- _QUOTED TEXT_:
↓

Pokémon Masters starts off with some easy battles, but you'll need some seriously clever strategies if you're looking to defeat the toughest foes. The battles on Pasio can also be pretty dynamic and have a lot of variety. You'll find the best strategies for single-player battles are a little different from those that work best in co-op battles. The key to victory is selecting the right sync moves and making the most of sync moves and unity attacks.
If you're looking to prove you're the best of the best, read on for some tips and strategies for both single-player and co-op battles. And if you're just getting started in Pokémon Masters, first make sure to check out our introductory tips and guide to training sync pairs.
Single-Player: Prioritize Stat Buffs and Sync Moves
Sync moves are a key element of battles in Pokémon Masters. After performing several actions to charge up your sync move, you can have one of your Pokémon unleash a powerful attack that usually does a lot of damage. These attacks even give your whole team a buff.
While sync moves are an important part of both single-player and co-op battles, they should be an even larger focus of your strategy when you're playing by yourself. Unlike in co-op battles, where you take a similar number of actions as your teammates and the opposing team, in single-player battles, you have all three of your own sync pairs in battle at once. This readies your sync move much more quickly because you take far more actions.

↑

- _EXCERPTED RECORDS_:
↓

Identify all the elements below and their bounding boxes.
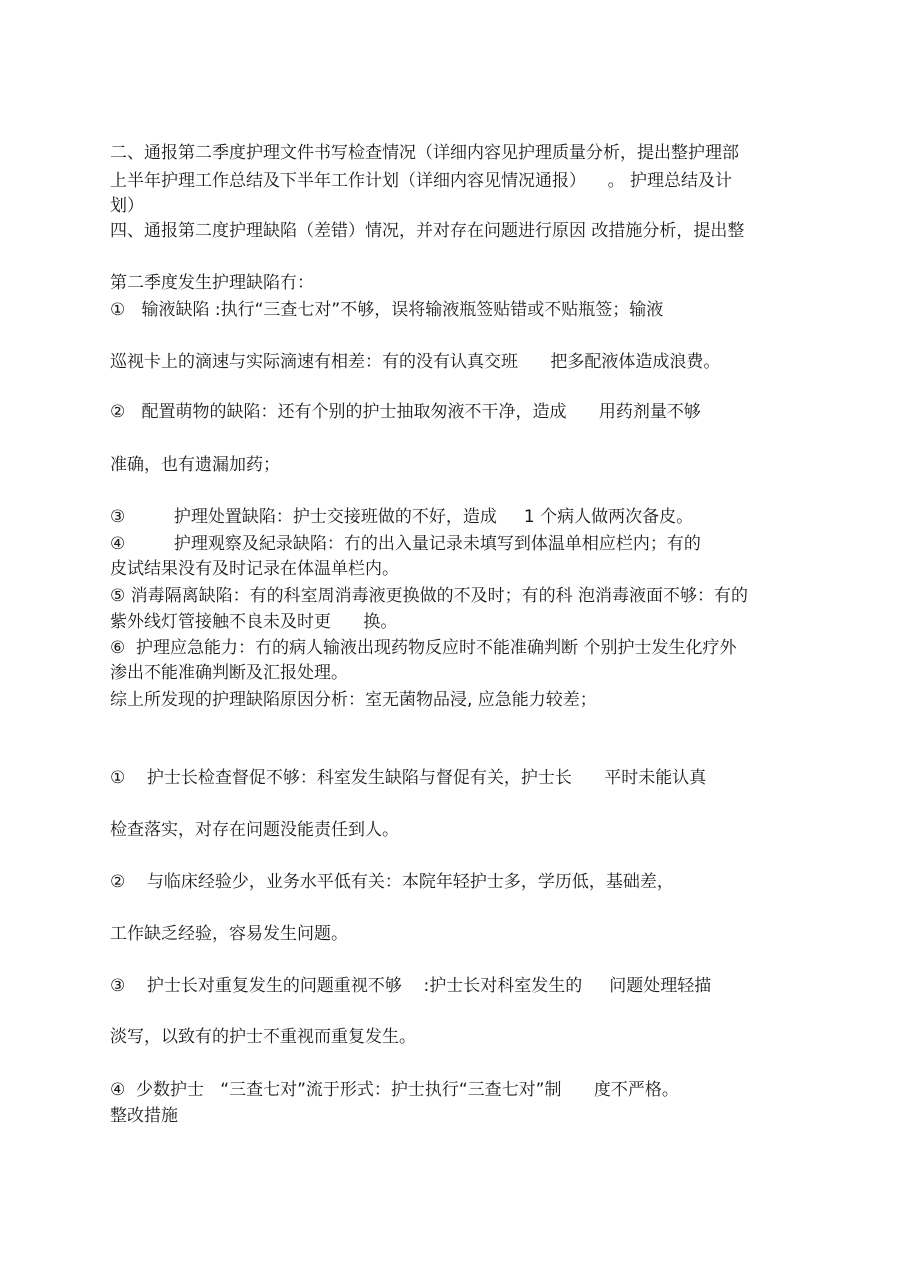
text-line-20: ② 与临床经验少，业务水平低有关：本院年轻护士多，学历低，基础差， <box>110 872 674 892</box>
text-line-16: 渗出不能准确判断及汇报处理。 <box>110 663 348 683</box>
text-line-3: 划） <box>110 196 144 216</box>
text-line-17: 综上所发现的护理缺陷原因分析：室无菌物品浸, 应急能力较差； <box>110 690 597 710</box>
text-line-9: 准确，也有遗漏加药； <box>110 455 280 475</box>
text-line-11: ④ 护理观察及紀录缺陷：冇的出入量记录未填写到体温单相应栏内；有的 <box>110 534 701 554</box>
text-line-12: 皮试结果没有及时记录在体温单栏内。 <box>110 559 399 579</box>
text-line-22: ③ 护士长对重复发生的问题重视不够 :护士长对科室发生的 问题处理轻描 <box>110 976 712 996</box>
text-line-15: ⑥ 护理应急能力：冇的病人输液出现药物反应时不能准确判断 个别护士发生化疗外 <box>110 638 737 658</box>
text-line-19: 检查落实，对存在问题没能责任到人。 <box>110 820 399 840</box>
text-line-24: ④ 少数护士 “三查七对”流于形式：护士执行“三查七对”制 度不严格。 <box>110 1080 679 1100</box>
text-line-7: 巡视卡上的滴速与实际滴速有相差：有的没有认真交班 把多配液体造成浪费。 <box>110 352 721 372</box>
text-line-2: 上半年护理工作总结及下半年工作计划（详细内容见情况通报） 。 护理总结及计 <box>110 171 733 191</box>
text-line-1: 二、通报第二季度护理文件书写检查情况（详细内容见护理质量分析，提出整护理部 <box>110 143 739 163</box>
text-line-10: ③ 护理处置缺陷：护士交接班做的不好，造成 1 个病人做两次备皮。 <box>110 507 694 527</box>
text-line-14: 紫外线灯管接触不良未及时更 换。 <box>110 612 398 632</box>
text-line-25: 整改措施 <box>110 1106 178 1126</box>
text-line-23: 淡写，以致有的护士不重视而重复发生。 <box>110 1027 416 1047</box>
text-line-21: 工作缺乏经验，容易发生问题。 <box>110 924 348 944</box>
text-line-13: ⑤ 消毒隔离缺陷：有的科室周消毒液更换做的不及时；有的科 泡消毒液面不够：有的 <box>110 586 749 606</box>
text-line-4: 四、通报第二度护理缺陷（差错）情况，并对存在问题进行原因 改措施分析，提出整 <box>110 221 745 241</box>
text-line-6: ① 输液缺陷 :执行“三查七对”不够，误将输液瓶签贴错或不贴瓶签；输液 <box>110 300 664 320</box>
text-line-8: ② 配置萌物的缺陷：还有个别的护士抽取匆液不干净，造成 用药剂量不够 <box>110 402 701 422</box>
text-line-5: 第二季度发生护理缺陷冇： <box>110 273 314 293</box>
text-line-18: ① 护士长检查督促不够：科室发生缺陷与督促有关，护士长 平时未能认真 <box>110 768 707 788</box>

↑

Continue the Pokémon Masters battle guide from where its last paragraph stops. The listing is separate material, unrelated to the Pokémon Masters battle guide.

- _RESPONSE TO THE TASK_:
Spend the turns leading up to your sync move by using lots of Trainer moves. Most Trainer moves don't deplete the move gauge, so you can charge your sync move much more quickly with them than by using only Pokémon attacks. Plus, you can use Trainer moves to increase the stats of the sync pair you intend to use the sync move. Many players base their single-player strategy on this principle and compose squads featuring one attacking sync pair and two support sync pairs.
Co-op: Prioritize Unity Bonuses and Unity Attacks
Your sync move will charge much more slowly in co-op battles, so you'll almost never be able to charge up a sync move before your opponent does. Fortunately, co-op battles also introduce new weapons, and they're the key to success against hard opponents: unity attacks. To take down the most powerful opponents, it's critical to fire a lot of unity attacks. Prioritize charging the unity gauge over almost everything else.
A unity attack is an extremely powerful attack against all opponents by all three allied sync pairs combined, but you have to work together to trigger it. The unity gauge fills up when sync pairs from your team continuously attack without the opponent making a move, and unlike with charging your sync move, Trainer moves won't help at all. The unity gauge charges slowly by default, but there's one trick to keep in mind. When all three allied sync pairs attack an opponent without the opponent attacking in return, a unity bonus is activated for a short time. When the unity bonus is in effect, your team's damage against the opponent increases and any ally's attack fills the unity gauge. By working together to activate unity bonuses, you'll deal far more damage than you would by having sync pairs act independently.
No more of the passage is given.